▶ Set exercise:
The answer should be a single number: how many lines of the entries below hold the word "Option".

## BEGIN Record list

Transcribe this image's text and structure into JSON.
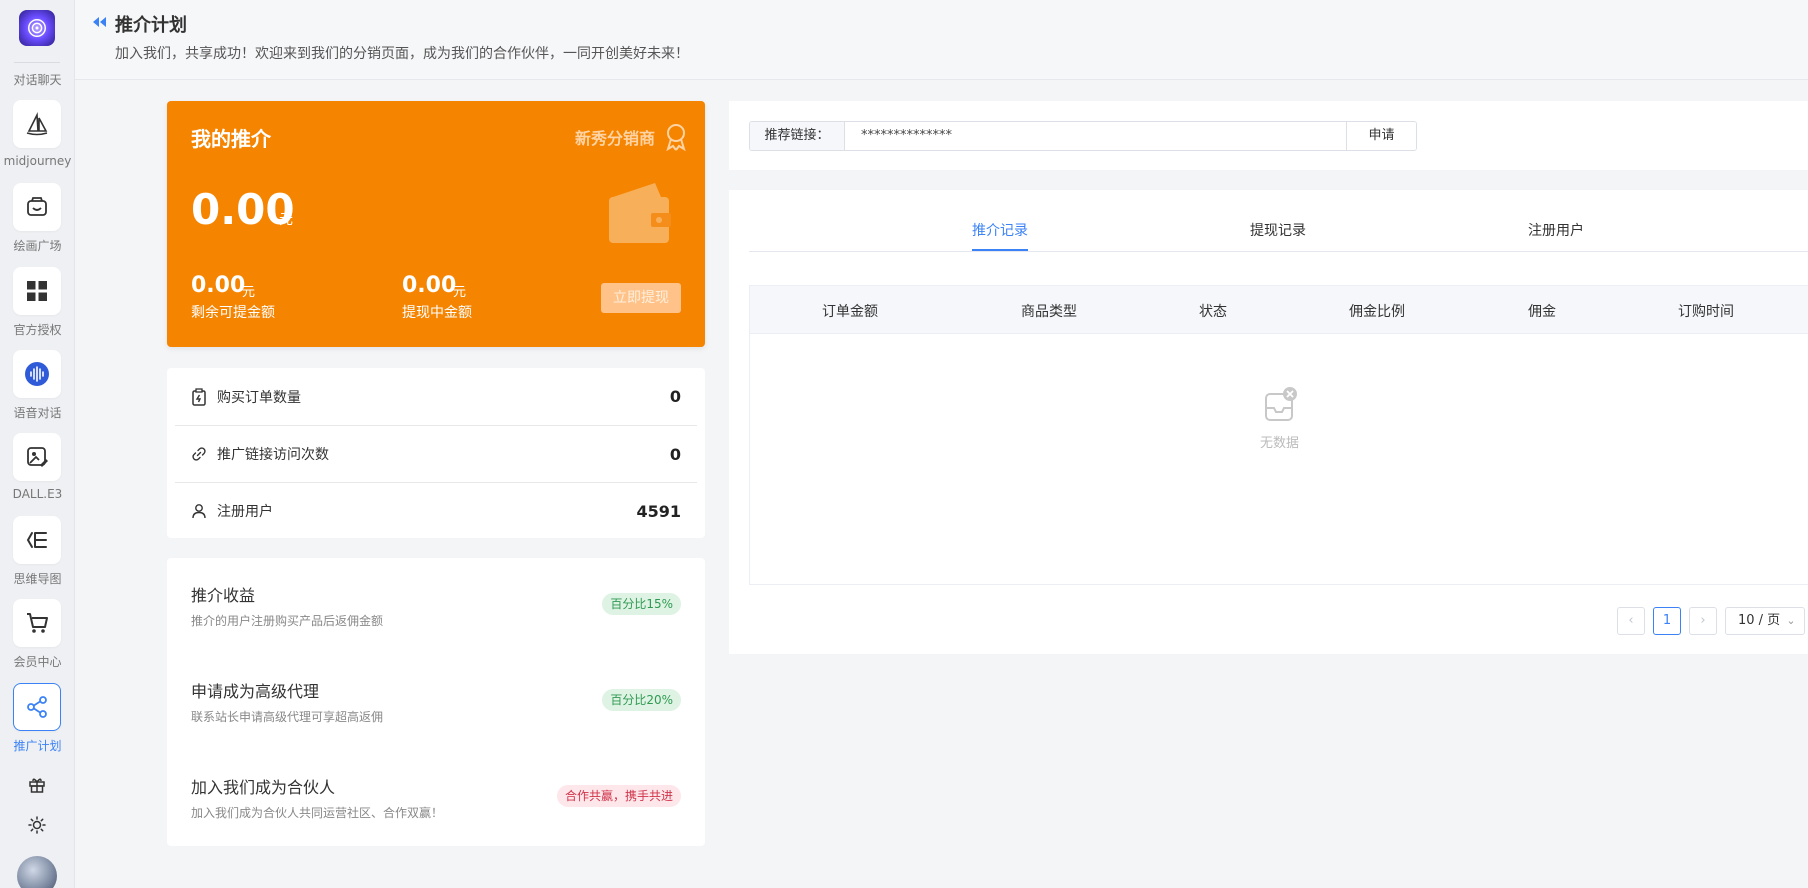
{
  "sidebar": {
    "items": [
      {
        "label": "对话聊天",
        "icon": "chat-icon"
      },
      {
        "label": "midjourney",
        "icon": "sailboat-icon"
      },
      {
        "label": "绘画广场",
        "icon": "gallery-icon"
      },
      {
        "label": "官方授权",
        "icon": "grid-icon"
      },
      {
        "label": "语音对话",
        "icon": "voice-icon"
      },
      {
        "label": "DALL.E3",
        "icon": "image-edit-icon"
      },
      {
        "label": "思维导图",
        "icon": "mindmap-icon"
      },
      {
        "label": "会员中心",
        "icon": "cart-icon"
      },
      {
        "label": "推广计划",
        "icon": "share-icon",
        "active": true
      }
    ],
    "bottom_icons": [
      "gift-icon",
      "sun-icon"
    ]
  },
  "header": {
    "title": "推介计划",
    "subtitle": "加入我们，共享成功！欢迎来到我们的分销页面，成为我们的合作伙伴，一同开创美好未来！"
  },
  "referral_card": {
    "title": "我的推介",
    "badge": "新秀分销商",
    "amount": "0.00",
    "unit": "元",
    "remaining_amount": "0.00",
    "remaining_unit": "元",
    "remaining_label": "剩余可提金额",
    "pending_amount": "0.00",
    "pending_unit": "元",
    "pending_label": "提现中金额",
    "withdraw_button": "立即提现"
  },
  "stats": [
    {
      "label": "购买订单数量",
      "value": "0",
      "icon": "order-icon"
    },
    {
      "label": "推广链接访问次数",
      "value": "0",
      "icon": "link-icon"
    },
    {
      "label": "注册用户",
      "value": "4591",
      "icon": "user-icon"
    }
  ],
  "benefits": [
    {
      "title": "推介收益",
      "desc": "推介的用户注册购买产品后返佣金额",
      "tag": "百分比15%",
      "tag_color": "green"
    },
    {
      "title": "申请成为高级代理",
      "desc": "联系站长申请高级代理可享超高返佣",
      "tag": "百分比20%",
      "tag_color": "green"
    },
    {
      "title": "加入我们成为合伙人",
      "desc": "加入我们成为合伙人共同运营社区、合作双赢！",
      "tag": "合作共赢，携手共进",
      "tag_color": "red"
    }
  ],
  "link_bar": {
    "label": "推荐链接：",
    "value": "**************",
    "button": "申请"
  },
  "records": {
    "tabs": [
      "推介记录",
      "提现记录",
      "注册用户"
    ],
    "active_tab": 0,
    "columns": [
      "订单金额",
      "商品类型",
      "状态",
      "佣金比例",
      "佣金",
      "订购时间"
    ],
    "empty_text": "无数据",
    "pagination": {
      "current_page": "1",
      "page_size": "10 / 页"
    }
  },
  "colors": {
    "accent": "#3b82f6",
    "orange": "#f58400"
  }
}
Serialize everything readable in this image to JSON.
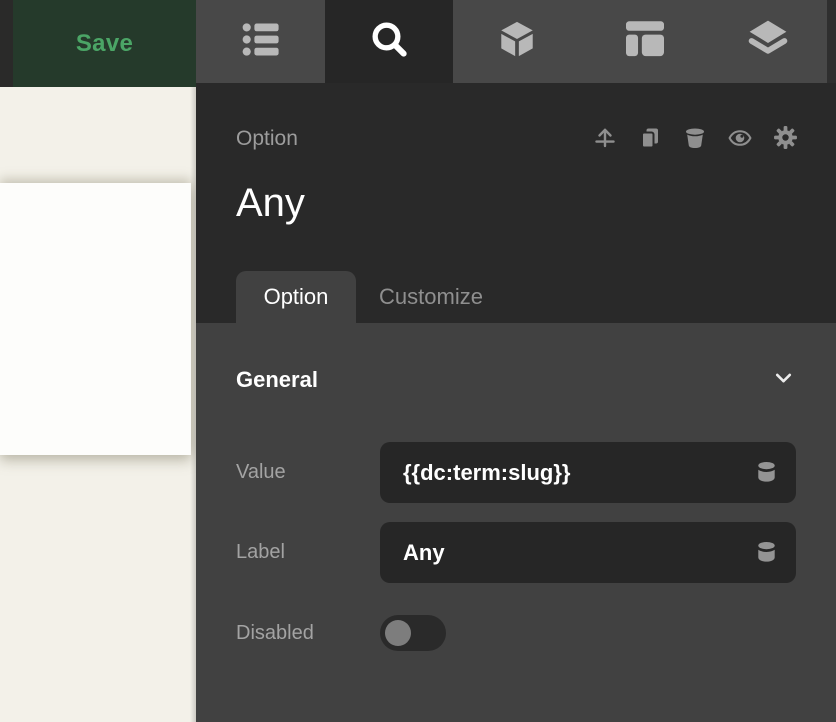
{
  "topbar": {
    "save_label": "Save",
    "tabs": [
      {
        "name": "structure",
        "icon": "list-icon",
        "active": false
      },
      {
        "name": "search",
        "icon": "search-icon",
        "active": true
      },
      {
        "name": "elements",
        "icon": "cube-icon",
        "active": false
      },
      {
        "name": "layout",
        "icon": "layout-icon",
        "active": false
      },
      {
        "name": "layers",
        "icon": "layers-icon",
        "active": false
      }
    ]
  },
  "panel": {
    "element_type_label": "Option",
    "element_title": "Any",
    "header_actions": [
      {
        "icon": "move-up-icon"
      },
      {
        "icon": "duplicate-icon"
      },
      {
        "icon": "trash-icon"
      },
      {
        "icon": "eye-icon"
      },
      {
        "icon": "gear-icon"
      }
    ],
    "tabs": [
      {
        "label": "Option",
        "active": true
      },
      {
        "label": "Customize",
        "active": false
      }
    ],
    "sections": [
      {
        "title": "General",
        "collapsed": false,
        "fields": [
          {
            "label": "Value",
            "type": "text",
            "value": "{{dc:term:slug}}",
            "dynamic_data_icon": "database-icon"
          },
          {
            "label": "Label",
            "type": "text",
            "value": "Any",
            "dynamic_data_icon": "database-icon"
          },
          {
            "label": "Disabled",
            "type": "toggle",
            "value": false
          }
        ]
      }
    ]
  },
  "colors": {
    "save_button_bg": "#253a2b",
    "save_button_text": "#4ba566",
    "topbar_tab_bg": "#484848",
    "panel_header_bg": "#292929",
    "panel_body_bg": "#414141",
    "input_bg": "#262626",
    "canvas_bg": "#f3f1e9",
    "canvas_card_bg": "#fdfdfb"
  }
}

## END Record list

▶ Task answer:
2